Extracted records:
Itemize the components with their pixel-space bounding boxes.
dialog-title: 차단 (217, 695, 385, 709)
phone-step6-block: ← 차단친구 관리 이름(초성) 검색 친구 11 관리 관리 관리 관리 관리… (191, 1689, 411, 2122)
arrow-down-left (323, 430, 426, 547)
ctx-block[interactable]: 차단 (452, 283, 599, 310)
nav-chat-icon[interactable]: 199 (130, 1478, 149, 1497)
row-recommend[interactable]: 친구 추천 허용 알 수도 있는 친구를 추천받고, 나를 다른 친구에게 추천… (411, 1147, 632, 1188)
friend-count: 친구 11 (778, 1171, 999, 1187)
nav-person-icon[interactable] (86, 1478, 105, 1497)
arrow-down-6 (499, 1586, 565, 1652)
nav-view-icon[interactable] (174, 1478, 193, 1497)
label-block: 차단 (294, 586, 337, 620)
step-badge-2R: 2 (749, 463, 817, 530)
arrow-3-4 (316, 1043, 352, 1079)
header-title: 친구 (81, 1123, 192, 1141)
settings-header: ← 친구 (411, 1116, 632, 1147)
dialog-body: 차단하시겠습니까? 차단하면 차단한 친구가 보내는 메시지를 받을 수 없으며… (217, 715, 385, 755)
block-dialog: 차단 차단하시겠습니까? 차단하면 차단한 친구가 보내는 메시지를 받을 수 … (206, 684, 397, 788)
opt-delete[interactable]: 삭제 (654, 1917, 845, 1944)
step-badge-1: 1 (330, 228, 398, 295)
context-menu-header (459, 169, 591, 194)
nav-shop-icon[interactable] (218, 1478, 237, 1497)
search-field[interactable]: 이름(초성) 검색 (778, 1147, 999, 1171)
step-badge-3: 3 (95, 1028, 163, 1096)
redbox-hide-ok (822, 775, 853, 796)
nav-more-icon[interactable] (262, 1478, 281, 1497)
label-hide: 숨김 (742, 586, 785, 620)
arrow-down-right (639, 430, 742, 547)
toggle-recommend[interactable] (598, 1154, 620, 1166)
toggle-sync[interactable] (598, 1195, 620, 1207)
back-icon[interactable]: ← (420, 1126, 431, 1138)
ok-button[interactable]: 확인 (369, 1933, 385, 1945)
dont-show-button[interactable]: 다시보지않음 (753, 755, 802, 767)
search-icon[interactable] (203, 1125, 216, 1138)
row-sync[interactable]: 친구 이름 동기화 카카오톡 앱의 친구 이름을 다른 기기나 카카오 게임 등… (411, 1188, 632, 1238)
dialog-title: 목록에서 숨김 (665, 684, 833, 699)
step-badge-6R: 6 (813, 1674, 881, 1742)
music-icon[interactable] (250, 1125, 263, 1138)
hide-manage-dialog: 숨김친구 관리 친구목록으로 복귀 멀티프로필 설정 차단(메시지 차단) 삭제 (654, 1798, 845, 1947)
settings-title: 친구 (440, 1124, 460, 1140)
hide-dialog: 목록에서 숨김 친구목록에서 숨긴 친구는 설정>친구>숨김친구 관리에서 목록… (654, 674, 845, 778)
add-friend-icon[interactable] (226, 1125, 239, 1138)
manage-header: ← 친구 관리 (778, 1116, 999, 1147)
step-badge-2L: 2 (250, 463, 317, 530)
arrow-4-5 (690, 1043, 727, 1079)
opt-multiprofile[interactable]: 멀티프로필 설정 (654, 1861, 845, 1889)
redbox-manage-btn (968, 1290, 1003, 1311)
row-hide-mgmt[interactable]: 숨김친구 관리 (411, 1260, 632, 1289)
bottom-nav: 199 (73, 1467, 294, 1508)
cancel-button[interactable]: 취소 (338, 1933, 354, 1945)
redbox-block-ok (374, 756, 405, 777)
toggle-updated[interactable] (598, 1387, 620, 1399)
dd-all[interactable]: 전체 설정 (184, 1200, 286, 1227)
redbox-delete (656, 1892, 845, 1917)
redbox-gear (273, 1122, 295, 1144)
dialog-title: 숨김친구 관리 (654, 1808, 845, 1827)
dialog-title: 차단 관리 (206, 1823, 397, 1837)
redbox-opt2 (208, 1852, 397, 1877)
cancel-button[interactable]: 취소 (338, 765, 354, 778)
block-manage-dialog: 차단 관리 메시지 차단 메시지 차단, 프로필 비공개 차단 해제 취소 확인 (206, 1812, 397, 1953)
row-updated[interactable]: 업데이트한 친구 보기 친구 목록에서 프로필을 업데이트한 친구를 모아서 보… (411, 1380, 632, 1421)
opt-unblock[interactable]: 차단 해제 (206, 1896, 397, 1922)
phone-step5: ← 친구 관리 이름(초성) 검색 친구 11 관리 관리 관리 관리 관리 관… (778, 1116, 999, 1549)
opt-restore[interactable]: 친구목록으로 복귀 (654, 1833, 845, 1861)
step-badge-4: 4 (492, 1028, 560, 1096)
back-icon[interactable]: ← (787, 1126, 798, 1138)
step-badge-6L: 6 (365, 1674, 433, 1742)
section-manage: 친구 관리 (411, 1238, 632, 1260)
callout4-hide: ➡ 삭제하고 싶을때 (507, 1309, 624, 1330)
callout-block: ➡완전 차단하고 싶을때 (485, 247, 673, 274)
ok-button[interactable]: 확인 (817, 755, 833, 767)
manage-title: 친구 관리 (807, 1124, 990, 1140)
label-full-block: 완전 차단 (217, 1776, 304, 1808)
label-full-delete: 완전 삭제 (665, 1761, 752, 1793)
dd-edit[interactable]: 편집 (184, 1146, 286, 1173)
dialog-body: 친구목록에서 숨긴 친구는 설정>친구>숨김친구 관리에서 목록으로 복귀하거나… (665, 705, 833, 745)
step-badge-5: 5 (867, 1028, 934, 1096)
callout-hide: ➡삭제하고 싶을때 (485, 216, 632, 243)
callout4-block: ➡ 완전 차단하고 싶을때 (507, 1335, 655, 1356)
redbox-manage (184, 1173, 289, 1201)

Requirement. Rewrite all of the data above as a numbered list, with one line per item and no blank lines.

The output.
1. Itemize the components with their pixel-space bounding boxes.
2. dialog-title: 차단 (217, 695, 385, 709)
3. phone-step6-block: ← 차단친구 관리 이름(초성) 검색 친구 11 관리 관리 관리 관리 관리… (191, 1689, 411, 2122)
4. arrow-down-left (323, 430, 426, 547)
5. ctx-block[interactable]: 차단 (452, 283, 599, 310)
6. nav-chat-icon[interactable]: 199 (130, 1478, 149, 1497)
7. row-recommend[interactable]: 친구 추천 허용 알 수도 있는 친구를 추천받고, 나를 다른 친구에게 추천… (411, 1147, 632, 1188)
8. friend-count: 친구 11 (778, 1171, 999, 1187)
9. nav-person-icon[interactable] (86, 1478, 105, 1497)
10. arrow-down-6 (499, 1586, 565, 1652)
11. nav-view-icon[interactable] (174, 1478, 193, 1497)
12. label-block: 차단 (294, 586, 337, 620)
13. step-badge-2R: 2 (749, 463, 817, 530)
14. arrow-3-4 (316, 1043, 352, 1079)
15. header-title: 친구 (81, 1123, 192, 1141)
16. settings-header: ← 친구 (411, 1116, 632, 1147)
17. dialog-body: 차단하시겠습니까? 차단하면 차단한 친구가 보내는 메시지를 받을 수 없으며… (217, 715, 385, 755)
18. block-dialog: 차단 차단하시겠습니까? 차단하면 차단한 친구가 보내는 메시지를 받을 수 … (206, 684, 397, 788)
19. opt-delete[interactable]: 삭제 (654, 1917, 845, 1944)
20. step-badge-1: 1 (330, 228, 398, 295)
21. context-menu-header (459, 169, 591, 194)
22. nav-shop-icon[interactable] (218, 1478, 237, 1497)
23. search-field[interactable]: 이름(초성) 검색 (778, 1147, 999, 1171)
24. step-badge-3: 3 (95, 1028, 163, 1096)
25. redbox-hide-ok (822, 775, 853, 796)
26. nav-more-icon[interactable] (262, 1478, 281, 1497)
27. label-hide: 숨김 (742, 586, 785, 620)
28. arrow-down-right (639, 430, 742, 547)
29. toggle-recommend[interactable] (598, 1154, 620, 1166)
30. toggle-sync[interactable] (598, 1195, 620, 1207)
31. back-icon[interactable]: ← (420, 1126, 431, 1138)
32. ok-button[interactable]: 확인 (369, 1933, 385, 1945)
33. dont-show-button[interactable]: 다시보지않음 (753, 755, 802, 767)
34. search-icon[interactable] (203, 1125, 216, 1138)
35. row-sync[interactable]: 친구 이름 동기화 카카오톡 앱의 친구 이름을 다른 기기나 카카오 게임 등… (411, 1188, 632, 1238)
36. dialog-title: 목록에서 숨김 (665, 684, 833, 699)
37. step-badge-6R: 6 (813, 1674, 881, 1742)
38. music-icon[interactable] (250, 1125, 263, 1138)
39. hide-manage-dialog: 숨김친구 관리 친구목록으로 복귀 멀티프로필 설정 차단(메시지 차단) 삭제 (654, 1798, 845, 1947)
40. settings-title: 친구 (440, 1124, 460, 1140)
41. hide-dialog: 목록에서 숨김 친구목록에서 숨긴 친구는 설정>친구>숨김친구 관리에서 목록… (654, 674, 845, 778)
42. add-friend-icon[interactable] (226, 1125, 239, 1138)
43. manage-header: ← 친구 관리 (778, 1116, 999, 1147)
44. step-badge-2L: 2 (250, 463, 317, 530)
45. arrow-4-5 (690, 1043, 727, 1079)
46. opt-multiprofile[interactable]: 멀티프로필 설정 (654, 1861, 845, 1889)
47. redbox-manage-btn (968, 1290, 1003, 1311)
48. row-hide-mgmt[interactable]: 숨김친구 관리 (411, 1260, 632, 1289)
49. bottom-nav: 199 (73, 1467, 294, 1508)
50. cancel-button[interactable]: 취소 (338, 1933, 354, 1945)
51. redbox-block-ok (374, 756, 405, 777)
52. toggle-updated[interactable] (598, 1387, 620, 1399)
53. dd-all[interactable]: 전체 설정 (184, 1200, 286, 1227)
54. redbox-delete (656, 1892, 845, 1917)
55. redbox-gear (273, 1122, 295, 1144)
56. dialog-title: 숨김친구 관리 (654, 1808, 845, 1827)
57. dialog-title: 차단 관리 (206, 1823, 397, 1837)
58. redbox-opt2 (208, 1852, 397, 1877)
59. cancel-button[interactable]: 취소 (338, 765, 354, 778)
60. block-manage-dialog: 차단 관리 메시지 차단 메시지 차단, 프로필 비공개 차단 해제 취소 확인 (206, 1812, 397, 1953)
61. row-updated[interactable]: 업데이트한 친구 보기 친구 목록에서 프로필을 업데이트한 친구를 모아서 보… (411, 1380, 632, 1421)
62. opt-unblock[interactable]: 차단 해제 (206, 1896, 397, 1922)
63. phone-step5: ← 친구 관리 이름(초성) 검색 친구 11 관리 관리 관리 관리 관리 관… (778, 1116, 999, 1549)
64. opt-restore[interactable]: 친구목록으로 복귀 (654, 1833, 845, 1861)
65. step-badge-4: 4 (492, 1028, 560, 1096)
66. back-icon[interactable]: ← (787, 1126, 798, 1138)
67. step-badge-6L: 6 (365, 1674, 433, 1742)
68. section-manage: 친구 관리 (411, 1238, 632, 1260)
69. callout4-hide: ➡ 삭제하고 싶을때 (507, 1309, 624, 1330)
70. callout-block: ➡완전 차단하고 싶을때 (485, 247, 673, 274)
71. ok-button[interactable]: 확인 (817, 755, 833, 767)
72. manage-title: 친구 관리 (807, 1124, 990, 1140)
73. label-full-block: 완전 차단 (217, 1776, 304, 1808)
74. label-full-delete: 완전 삭제 (665, 1761, 752, 1793)
75. dd-edit[interactable]: 편집 (184, 1146, 286, 1173)
76. dialog-body: 친구목록에서 숨긴 친구는 설정>친구>숨김친구 관리에서 목록으로 복귀하거나… (665, 705, 833, 745)
77. step-badge-5: 5 (867, 1028, 934, 1096)
78. callout-hide: ➡삭제하고 싶을때 (485, 216, 632, 243)
79. callout4-block: ➡ 완전 차단하고 싶을때 (507, 1335, 655, 1356)
80. redbox-manage (184, 1173, 289, 1201)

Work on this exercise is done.